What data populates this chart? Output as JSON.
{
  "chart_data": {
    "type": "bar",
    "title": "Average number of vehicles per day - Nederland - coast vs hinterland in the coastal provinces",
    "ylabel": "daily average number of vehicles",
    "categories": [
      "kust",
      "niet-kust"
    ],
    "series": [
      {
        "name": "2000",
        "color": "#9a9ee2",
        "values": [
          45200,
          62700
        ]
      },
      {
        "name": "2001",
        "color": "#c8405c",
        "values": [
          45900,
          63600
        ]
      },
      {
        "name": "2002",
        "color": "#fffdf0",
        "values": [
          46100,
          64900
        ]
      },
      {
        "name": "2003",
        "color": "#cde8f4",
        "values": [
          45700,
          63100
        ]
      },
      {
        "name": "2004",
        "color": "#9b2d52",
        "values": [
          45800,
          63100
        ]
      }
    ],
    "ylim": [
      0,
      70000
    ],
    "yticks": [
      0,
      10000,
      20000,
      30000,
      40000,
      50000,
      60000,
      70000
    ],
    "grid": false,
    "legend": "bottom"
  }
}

[AIM OF THE TASK]
Read the data above. Pull out each line in which the string "color" appears.

[ANSWER TO THIS TASK]
        "color": "#9a9ee2",
        "color": "#c8405c",
        "color": "#fffdf0",
        "color": "#cde8f4",
        "color": "#9b2d52",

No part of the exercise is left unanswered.